*** Information given

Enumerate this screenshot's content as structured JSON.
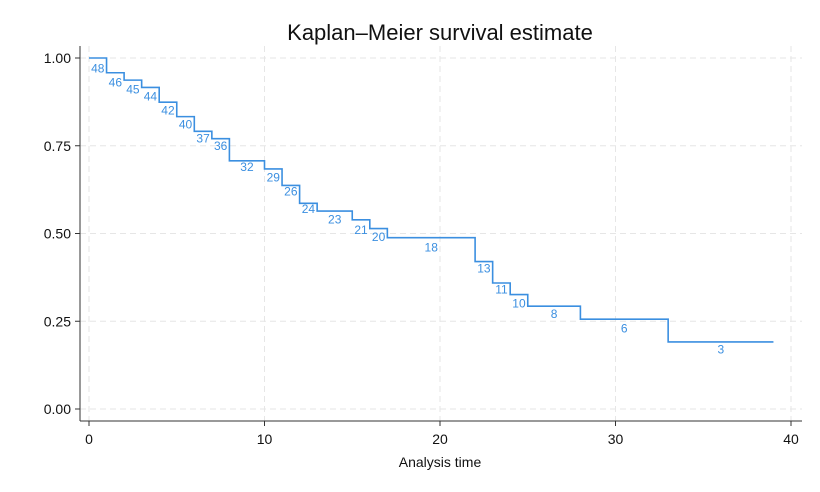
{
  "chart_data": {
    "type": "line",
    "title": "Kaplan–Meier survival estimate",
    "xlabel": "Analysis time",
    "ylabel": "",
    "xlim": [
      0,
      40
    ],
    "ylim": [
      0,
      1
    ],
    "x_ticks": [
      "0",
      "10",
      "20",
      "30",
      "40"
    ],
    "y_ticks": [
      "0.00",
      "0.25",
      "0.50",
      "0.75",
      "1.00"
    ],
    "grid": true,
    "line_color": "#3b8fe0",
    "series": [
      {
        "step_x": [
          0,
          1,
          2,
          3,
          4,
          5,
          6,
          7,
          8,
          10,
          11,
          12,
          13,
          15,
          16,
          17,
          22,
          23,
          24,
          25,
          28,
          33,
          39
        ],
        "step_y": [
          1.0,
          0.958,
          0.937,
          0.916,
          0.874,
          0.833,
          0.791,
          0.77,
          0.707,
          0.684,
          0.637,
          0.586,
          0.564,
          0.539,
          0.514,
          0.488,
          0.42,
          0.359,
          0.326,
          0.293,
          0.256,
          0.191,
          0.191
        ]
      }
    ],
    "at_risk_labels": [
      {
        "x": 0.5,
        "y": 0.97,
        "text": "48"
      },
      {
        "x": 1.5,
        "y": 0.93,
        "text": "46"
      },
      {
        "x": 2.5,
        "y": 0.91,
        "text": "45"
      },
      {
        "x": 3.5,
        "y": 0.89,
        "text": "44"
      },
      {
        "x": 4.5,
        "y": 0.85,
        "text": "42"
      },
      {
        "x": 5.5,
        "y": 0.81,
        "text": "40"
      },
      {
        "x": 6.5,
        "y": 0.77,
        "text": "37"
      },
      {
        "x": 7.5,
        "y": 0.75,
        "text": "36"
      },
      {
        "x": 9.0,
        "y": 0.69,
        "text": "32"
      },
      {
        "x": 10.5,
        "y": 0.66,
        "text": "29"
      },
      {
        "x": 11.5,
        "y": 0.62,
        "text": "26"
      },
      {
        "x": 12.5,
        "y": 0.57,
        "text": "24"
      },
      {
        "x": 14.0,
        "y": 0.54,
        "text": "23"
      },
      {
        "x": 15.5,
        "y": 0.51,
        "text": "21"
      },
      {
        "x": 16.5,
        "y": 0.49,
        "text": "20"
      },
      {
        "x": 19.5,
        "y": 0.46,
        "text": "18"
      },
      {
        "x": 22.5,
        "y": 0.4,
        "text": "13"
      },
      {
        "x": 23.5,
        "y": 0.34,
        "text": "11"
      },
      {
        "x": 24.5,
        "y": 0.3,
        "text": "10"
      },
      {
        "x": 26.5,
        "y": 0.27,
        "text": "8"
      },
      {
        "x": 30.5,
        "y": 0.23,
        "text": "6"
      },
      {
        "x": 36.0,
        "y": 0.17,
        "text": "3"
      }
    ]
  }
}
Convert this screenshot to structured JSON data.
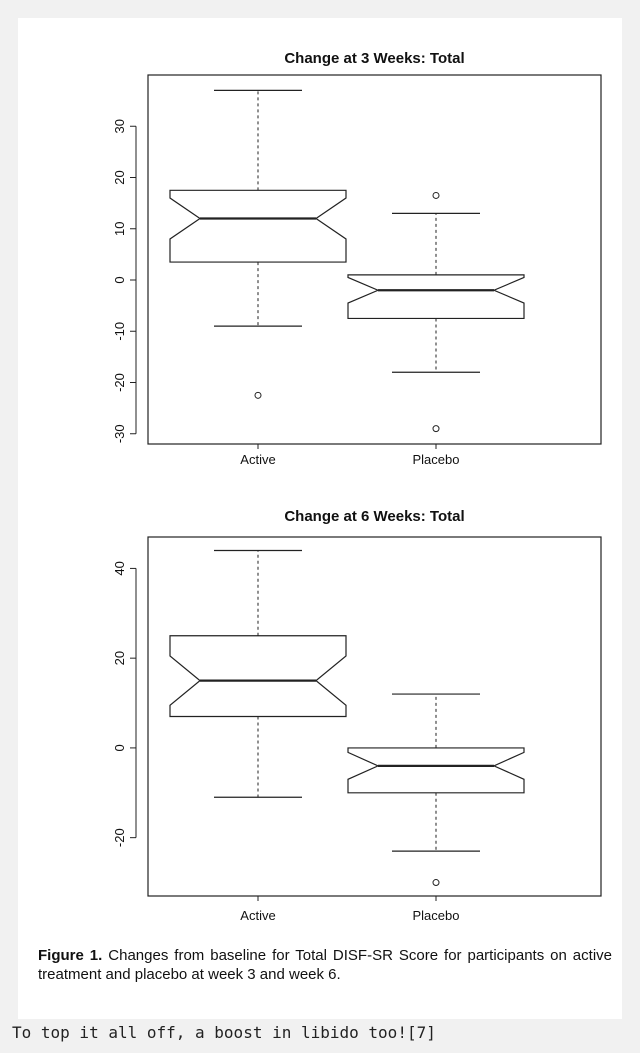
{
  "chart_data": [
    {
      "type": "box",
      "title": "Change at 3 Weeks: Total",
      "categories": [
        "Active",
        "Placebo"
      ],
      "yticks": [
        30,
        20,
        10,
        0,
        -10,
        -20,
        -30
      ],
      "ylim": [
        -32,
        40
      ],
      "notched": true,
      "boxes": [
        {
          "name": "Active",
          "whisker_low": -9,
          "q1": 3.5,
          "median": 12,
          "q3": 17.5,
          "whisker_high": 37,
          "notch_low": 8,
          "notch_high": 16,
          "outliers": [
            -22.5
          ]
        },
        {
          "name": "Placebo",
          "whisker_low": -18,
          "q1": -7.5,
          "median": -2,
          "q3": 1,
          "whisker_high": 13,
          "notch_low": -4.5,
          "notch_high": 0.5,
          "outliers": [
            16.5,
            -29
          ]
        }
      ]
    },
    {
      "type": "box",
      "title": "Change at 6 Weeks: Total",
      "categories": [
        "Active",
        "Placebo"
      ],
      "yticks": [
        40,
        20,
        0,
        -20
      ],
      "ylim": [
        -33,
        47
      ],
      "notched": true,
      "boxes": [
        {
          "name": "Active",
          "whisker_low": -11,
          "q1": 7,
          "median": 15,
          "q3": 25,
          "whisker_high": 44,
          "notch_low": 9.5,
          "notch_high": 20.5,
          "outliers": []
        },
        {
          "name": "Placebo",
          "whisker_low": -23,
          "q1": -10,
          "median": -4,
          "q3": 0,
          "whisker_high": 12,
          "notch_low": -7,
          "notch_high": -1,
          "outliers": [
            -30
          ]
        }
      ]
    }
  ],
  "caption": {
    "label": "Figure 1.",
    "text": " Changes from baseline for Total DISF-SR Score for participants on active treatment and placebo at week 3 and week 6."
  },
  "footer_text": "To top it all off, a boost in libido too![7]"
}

******
*** Information given

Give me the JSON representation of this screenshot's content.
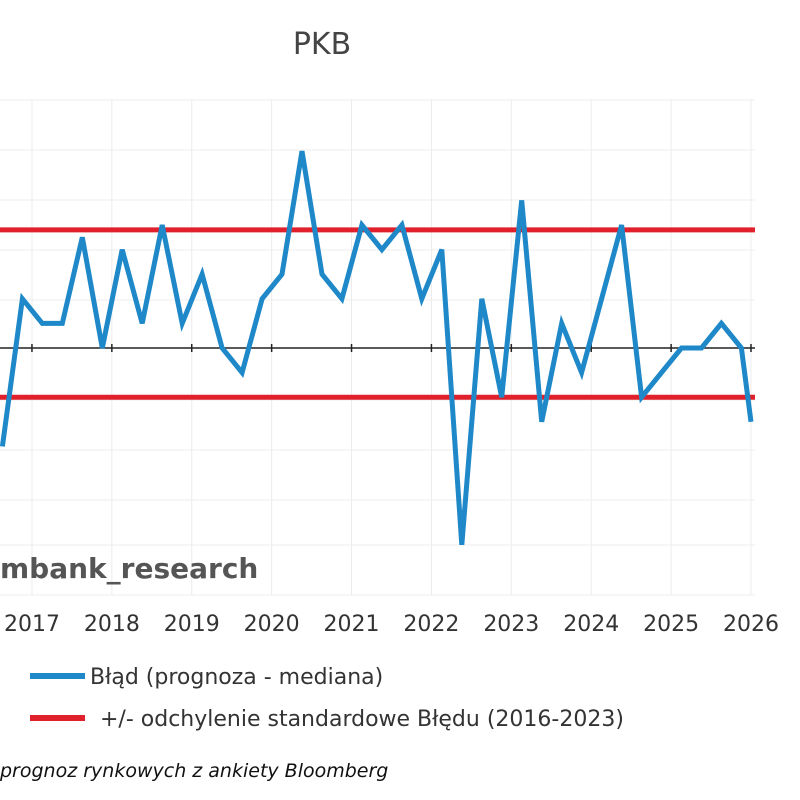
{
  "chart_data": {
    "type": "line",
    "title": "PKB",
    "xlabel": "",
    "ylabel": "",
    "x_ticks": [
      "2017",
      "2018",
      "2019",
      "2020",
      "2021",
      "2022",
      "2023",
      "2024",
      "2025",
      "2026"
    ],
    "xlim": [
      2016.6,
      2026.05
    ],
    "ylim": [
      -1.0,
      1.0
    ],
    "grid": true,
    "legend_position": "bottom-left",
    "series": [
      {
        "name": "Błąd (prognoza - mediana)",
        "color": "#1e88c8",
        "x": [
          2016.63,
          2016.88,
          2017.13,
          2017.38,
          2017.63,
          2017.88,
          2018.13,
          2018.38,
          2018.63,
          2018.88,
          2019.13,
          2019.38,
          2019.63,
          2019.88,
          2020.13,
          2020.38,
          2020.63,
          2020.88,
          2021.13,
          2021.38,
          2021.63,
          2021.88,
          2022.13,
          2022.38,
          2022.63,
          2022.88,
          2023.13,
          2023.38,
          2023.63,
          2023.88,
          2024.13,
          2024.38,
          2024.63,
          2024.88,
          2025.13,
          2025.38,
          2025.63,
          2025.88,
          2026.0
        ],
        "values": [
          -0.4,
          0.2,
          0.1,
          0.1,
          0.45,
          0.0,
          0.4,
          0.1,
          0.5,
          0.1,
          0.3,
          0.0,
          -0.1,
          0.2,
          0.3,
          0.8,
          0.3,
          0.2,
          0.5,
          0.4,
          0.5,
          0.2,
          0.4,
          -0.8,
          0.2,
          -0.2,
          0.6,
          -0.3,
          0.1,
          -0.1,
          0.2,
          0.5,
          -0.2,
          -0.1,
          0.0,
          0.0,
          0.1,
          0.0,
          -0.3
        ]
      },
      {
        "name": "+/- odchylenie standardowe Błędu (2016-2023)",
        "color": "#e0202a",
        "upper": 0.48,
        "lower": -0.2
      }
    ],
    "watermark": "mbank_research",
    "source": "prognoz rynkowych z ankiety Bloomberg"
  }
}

******
*** Information given

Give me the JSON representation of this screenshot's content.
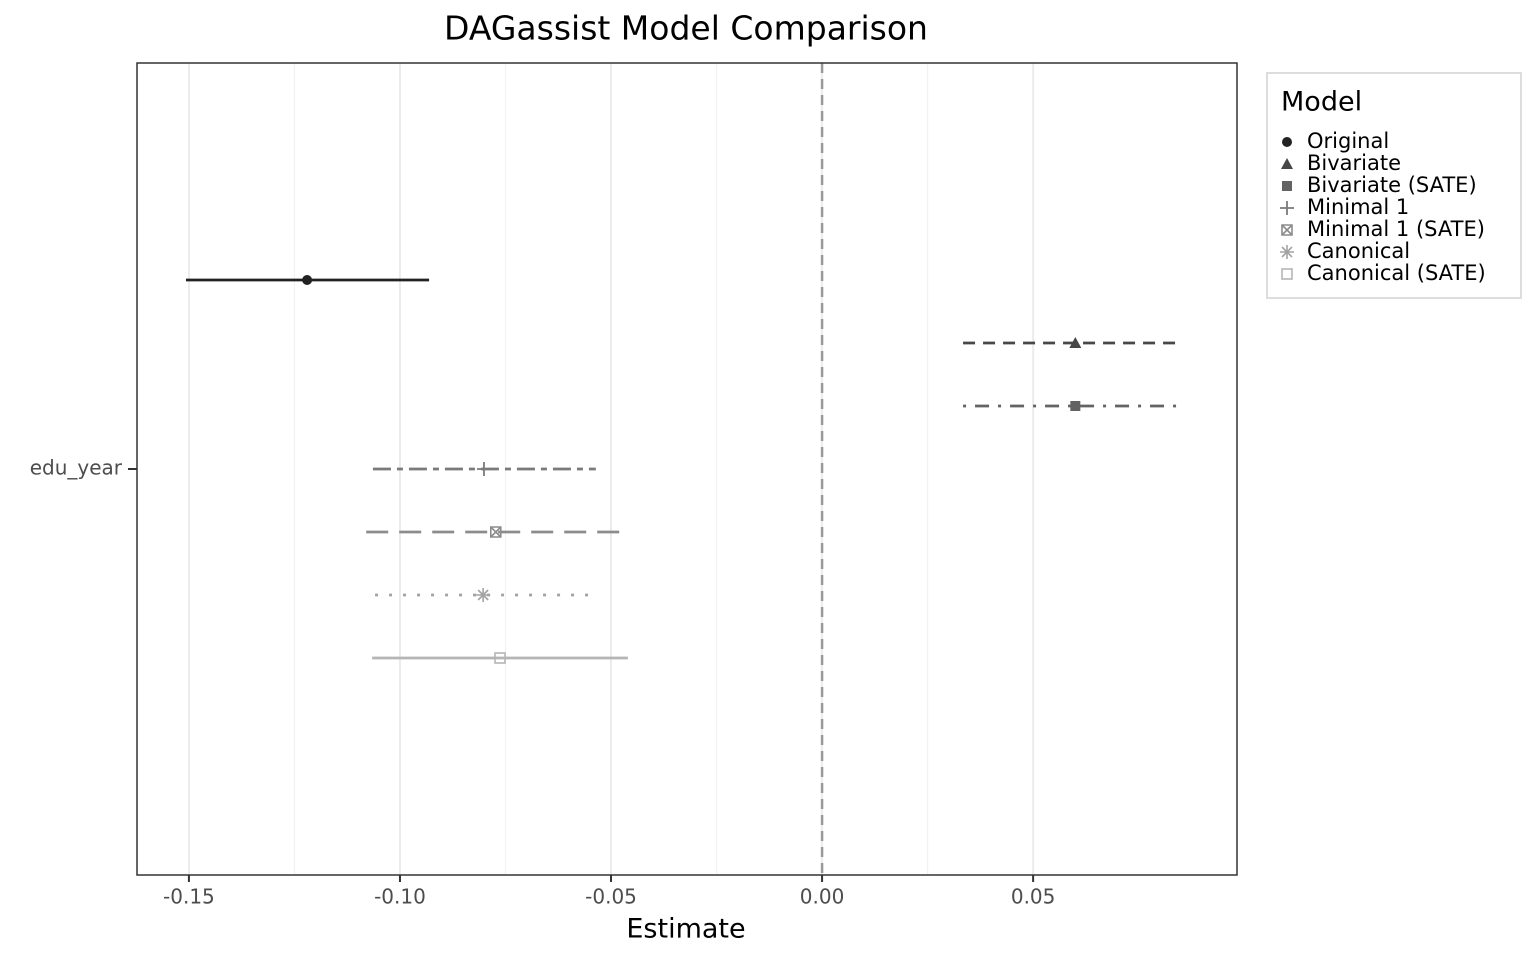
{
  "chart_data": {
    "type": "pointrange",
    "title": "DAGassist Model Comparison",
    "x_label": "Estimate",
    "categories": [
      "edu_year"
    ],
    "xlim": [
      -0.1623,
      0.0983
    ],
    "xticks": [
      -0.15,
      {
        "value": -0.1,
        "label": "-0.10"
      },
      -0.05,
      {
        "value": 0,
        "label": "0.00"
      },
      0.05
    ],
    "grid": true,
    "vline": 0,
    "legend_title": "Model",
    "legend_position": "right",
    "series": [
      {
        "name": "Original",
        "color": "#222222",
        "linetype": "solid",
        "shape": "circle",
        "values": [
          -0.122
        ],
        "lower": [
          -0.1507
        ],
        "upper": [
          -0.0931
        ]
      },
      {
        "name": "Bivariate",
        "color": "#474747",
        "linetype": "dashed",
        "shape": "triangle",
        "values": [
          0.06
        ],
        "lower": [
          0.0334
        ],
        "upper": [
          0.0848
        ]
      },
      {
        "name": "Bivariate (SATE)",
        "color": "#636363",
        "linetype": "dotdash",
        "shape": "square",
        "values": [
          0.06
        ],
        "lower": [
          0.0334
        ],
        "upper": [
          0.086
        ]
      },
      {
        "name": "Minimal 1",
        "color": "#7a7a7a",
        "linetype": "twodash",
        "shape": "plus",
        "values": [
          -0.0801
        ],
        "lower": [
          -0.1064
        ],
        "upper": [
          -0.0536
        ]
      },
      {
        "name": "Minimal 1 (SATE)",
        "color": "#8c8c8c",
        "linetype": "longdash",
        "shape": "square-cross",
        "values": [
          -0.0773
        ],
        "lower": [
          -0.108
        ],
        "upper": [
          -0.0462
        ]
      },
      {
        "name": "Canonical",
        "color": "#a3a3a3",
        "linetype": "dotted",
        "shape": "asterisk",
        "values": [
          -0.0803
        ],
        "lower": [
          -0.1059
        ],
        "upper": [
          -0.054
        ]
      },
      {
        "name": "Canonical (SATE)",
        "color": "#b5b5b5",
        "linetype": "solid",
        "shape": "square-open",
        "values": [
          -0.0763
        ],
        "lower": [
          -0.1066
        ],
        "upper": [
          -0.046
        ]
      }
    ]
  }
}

******

**Exercise description**
Find every line that holds "Total" and copy it.

**Output of the exercise**
      "title": "Change at 3 Weeks: Total",
      "title": "Change at 6 Weeks: Total",
    "text": " Changes from baseline for Total DISF-SR Score for participants on active treatment and placebo at week 3 and week 6."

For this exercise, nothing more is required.